RECORDS
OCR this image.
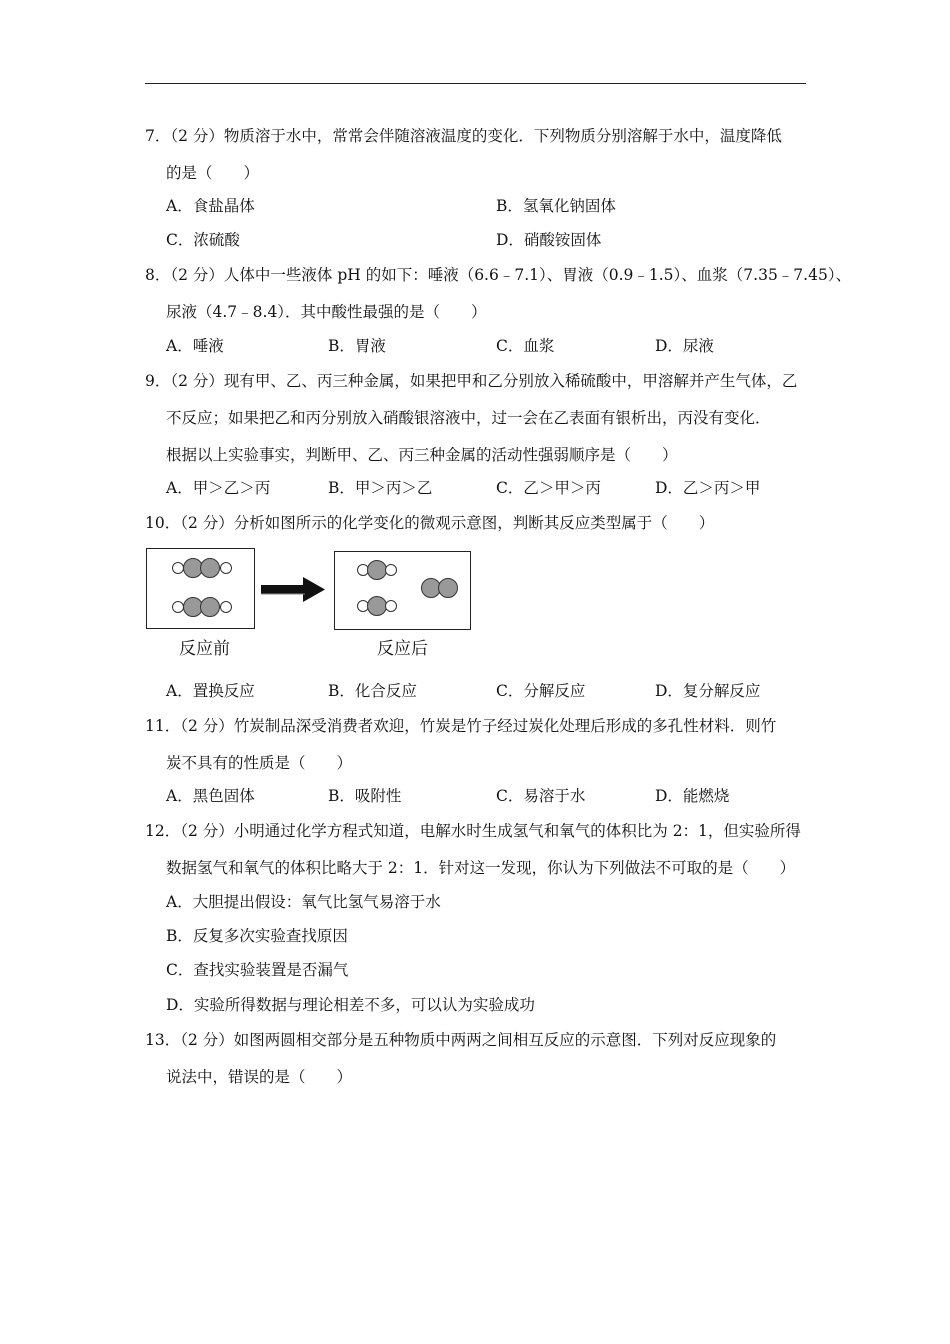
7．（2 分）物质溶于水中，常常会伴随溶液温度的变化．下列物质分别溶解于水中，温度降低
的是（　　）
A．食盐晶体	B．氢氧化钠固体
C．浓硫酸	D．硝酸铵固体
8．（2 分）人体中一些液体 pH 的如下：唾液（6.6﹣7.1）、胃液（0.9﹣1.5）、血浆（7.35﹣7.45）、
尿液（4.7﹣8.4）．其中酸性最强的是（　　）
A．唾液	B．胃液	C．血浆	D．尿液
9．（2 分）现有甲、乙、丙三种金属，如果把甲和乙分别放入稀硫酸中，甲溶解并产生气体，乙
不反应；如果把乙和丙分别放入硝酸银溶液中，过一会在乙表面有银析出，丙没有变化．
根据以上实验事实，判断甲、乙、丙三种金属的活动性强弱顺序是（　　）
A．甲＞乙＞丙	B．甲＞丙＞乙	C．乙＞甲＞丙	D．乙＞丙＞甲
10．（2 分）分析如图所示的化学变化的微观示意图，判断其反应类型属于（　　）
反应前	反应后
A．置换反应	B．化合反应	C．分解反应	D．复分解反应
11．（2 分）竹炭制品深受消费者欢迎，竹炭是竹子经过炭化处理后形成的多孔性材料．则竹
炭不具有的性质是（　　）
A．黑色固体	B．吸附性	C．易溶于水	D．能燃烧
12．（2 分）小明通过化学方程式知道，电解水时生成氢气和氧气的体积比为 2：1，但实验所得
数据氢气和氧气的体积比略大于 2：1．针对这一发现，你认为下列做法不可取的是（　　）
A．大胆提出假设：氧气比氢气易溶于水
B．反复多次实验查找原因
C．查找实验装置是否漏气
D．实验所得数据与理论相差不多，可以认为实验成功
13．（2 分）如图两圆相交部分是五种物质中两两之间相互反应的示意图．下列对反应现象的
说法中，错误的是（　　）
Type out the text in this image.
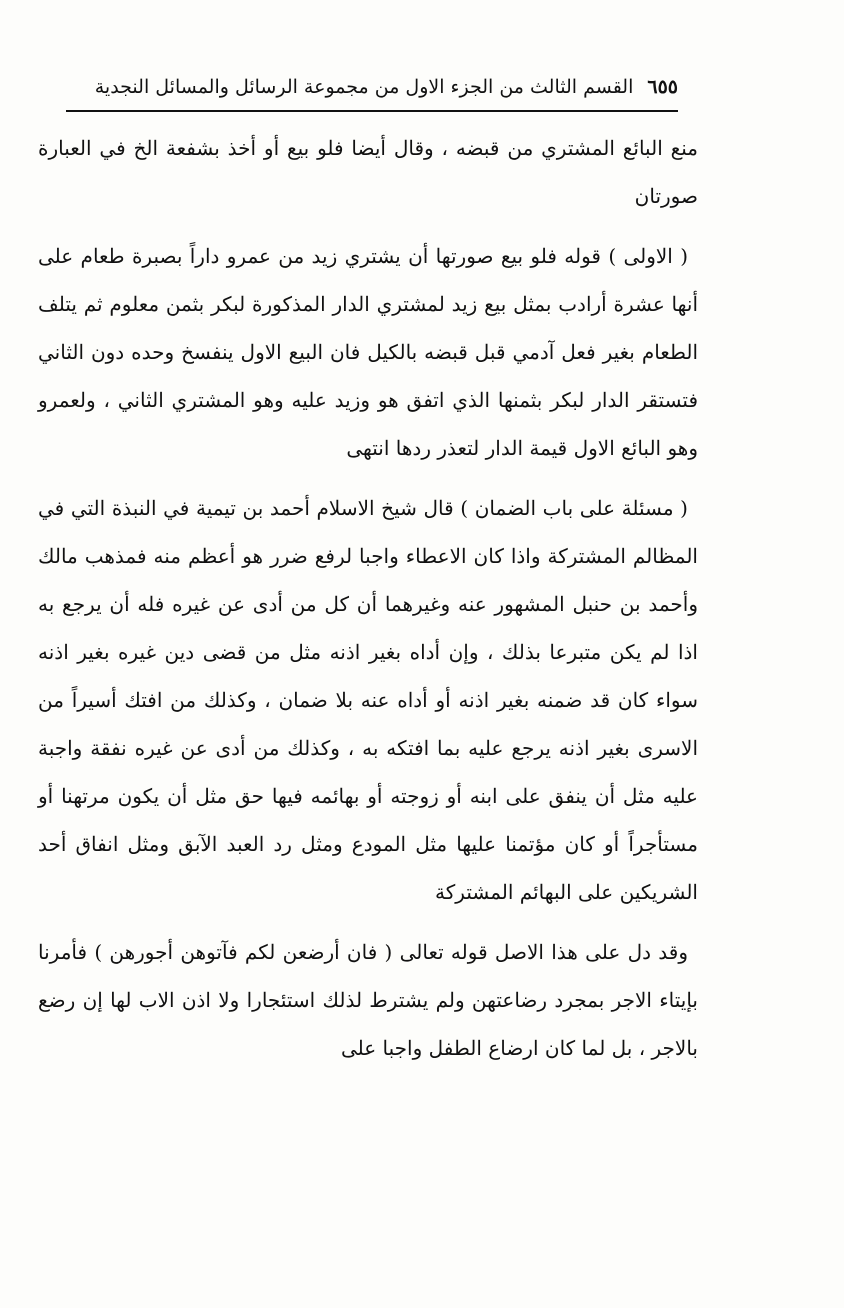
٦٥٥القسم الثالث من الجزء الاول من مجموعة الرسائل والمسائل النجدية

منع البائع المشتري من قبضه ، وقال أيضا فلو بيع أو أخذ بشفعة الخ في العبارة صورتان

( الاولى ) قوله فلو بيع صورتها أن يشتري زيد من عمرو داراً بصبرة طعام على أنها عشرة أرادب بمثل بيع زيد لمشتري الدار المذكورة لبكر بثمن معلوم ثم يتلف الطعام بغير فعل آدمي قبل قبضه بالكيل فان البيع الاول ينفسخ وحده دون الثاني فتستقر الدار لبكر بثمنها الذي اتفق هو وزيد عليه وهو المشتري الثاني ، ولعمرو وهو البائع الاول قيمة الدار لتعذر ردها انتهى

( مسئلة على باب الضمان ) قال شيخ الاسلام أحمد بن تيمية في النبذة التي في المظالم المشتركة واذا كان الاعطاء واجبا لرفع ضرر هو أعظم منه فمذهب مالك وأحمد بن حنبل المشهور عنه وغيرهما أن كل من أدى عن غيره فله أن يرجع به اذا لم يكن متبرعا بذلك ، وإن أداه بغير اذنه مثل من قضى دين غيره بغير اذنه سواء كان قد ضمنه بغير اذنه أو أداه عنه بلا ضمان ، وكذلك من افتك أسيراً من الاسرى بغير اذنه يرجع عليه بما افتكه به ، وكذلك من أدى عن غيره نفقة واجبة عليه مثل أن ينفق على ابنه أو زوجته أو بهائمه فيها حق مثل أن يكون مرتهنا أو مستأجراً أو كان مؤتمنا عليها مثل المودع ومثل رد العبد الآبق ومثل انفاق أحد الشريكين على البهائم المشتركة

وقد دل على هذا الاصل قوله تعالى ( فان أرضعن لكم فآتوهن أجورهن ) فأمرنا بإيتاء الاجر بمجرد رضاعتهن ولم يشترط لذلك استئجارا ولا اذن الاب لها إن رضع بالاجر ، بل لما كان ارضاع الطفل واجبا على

THE PROBLEM
Copy the entries above faithfully and omit every image.

FULL OUTPUT
OCR this image.
7．（2 分）物质溶于水中，常常会伴随溶液温度的变化．下列物质分别溶解于水中，温度降低
的是（　　）
A．食盐晶体	B．氢氧化钠固体
C．浓硫酸	D．硝酸铵固体
8．（2 分）人体中一些液体 pH 的如下：唾液（6.6﹣7.1）、胃液（0.9﹣1.5）、血浆（7.35﹣7.45）、
尿液（4.7﹣8.4）．其中酸性最强的是（　　）
A．唾液	B．胃液	C．血浆	D．尿液
9．（2 分）现有甲、乙、丙三种金属，如果把甲和乙分别放入稀硫酸中，甲溶解并产生气体，乙
不反应；如果把乙和丙分别放入硝酸银溶液中，过一会在乙表面有银析出，丙没有变化．
根据以上实验事实，判断甲、乙、丙三种金属的活动性强弱顺序是（　　）
A．甲＞乙＞丙	B．甲＞丙＞乙	C．乙＞甲＞丙	D．乙＞丙＞甲
10．（2 分）分析如图所示的化学变化的微观示意图，判断其反应类型属于（　　）
反应前	反应后
A．置换反应	B．化合反应	C．分解反应	D．复分解反应
11．（2 分）竹炭制品深受消费者欢迎，竹炭是竹子经过炭化处理后形成的多孔性材料．则竹
炭不具有的性质是（　　）
A．黑色固体	B．吸附性	C．易溶于水	D．能燃烧
12．（2 分）小明通过化学方程式知道，电解水时生成氢气和氧气的体积比为 2：1，但实验所得
数据氢气和氧气的体积比略大于 2：1．针对这一发现，你认为下列做法不可取的是（　　）
A．大胆提出假设：氧气比氢气易溶于水
B．反复多次实验查找原因
C．查找实验装置是否漏气
D．实验所得数据与理论相差不多，可以认为实验成功
13．（2 分）如图两圆相交部分是五种物质中两两之间相互反应的示意图．下列对反应现象的
说法中，错误的是（　　）
Type out the text in this image.
٦٥٥القسم الثالث من الجزء الاول من مجموعة الرسائل والمسائل النجدية

منع البائع المشتري من قبضه ، وقال أيضا فلو بيع أو أخذ بشفعة الخ في العبارة صورتان

( الاولى ) قوله فلو بيع صورتها أن يشتري زيد من عمرو داراً بصبرة طعام على أنها عشرة أرادب بمثل بيع زيد لمشتري الدار المذكورة لبكر بثمن معلوم ثم يتلف الطعام بغير فعل آدمي قبل قبضه بالكيل فان البيع الاول ينفسخ وحده دون الثاني فتستقر الدار لبكر بثمنها الذي اتفق هو وزيد عليه وهو المشتري الثاني ، ولعمرو وهو البائع الاول قيمة الدار لتعذر ردها انتهى

( مسئلة على باب الضمان ) قال شيخ الاسلام أحمد بن تيمية في النبذة التي في المظالم المشتركة واذا كان الاعطاء واجبا لرفع ضرر هو أعظم منه فمذهب مالك وأحمد بن حنبل المشهور عنه وغيرهما أن كل من أدى عن غيره فله أن يرجع به اذا لم يكن متبرعا بذلك ، وإن أداه بغير اذنه مثل من قضى دين غيره بغير اذنه سواء كان قد ضمنه بغير اذنه أو أداه عنه بلا ضمان ، وكذلك من افتك أسيراً من الاسرى بغير اذنه يرجع عليه بما افتكه به ، وكذلك من أدى عن غيره نفقة واجبة عليه مثل أن ينفق على ابنه أو زوجته أو بهائمه فيها حق مثل أن يكون مرتهنا أو مستأجراً أو كان مؤتمنا عليها مثل المودع ومثل رد العبد الآبق ومثل انفاق أحد الشريكين على البهائم المشتركة

وقد دل على هذا الاصل قوله تعالى ( فان أرضعن لكم فآتوهن أجورهن ) فأمرنا بإيتاء الاجر بمجرد رضاعتهن ولم يشترط لذلك استئجارا ولا اذن الاب لها إن رضع بالاجر ، بل لما كان ارضاع الطفل واجبا على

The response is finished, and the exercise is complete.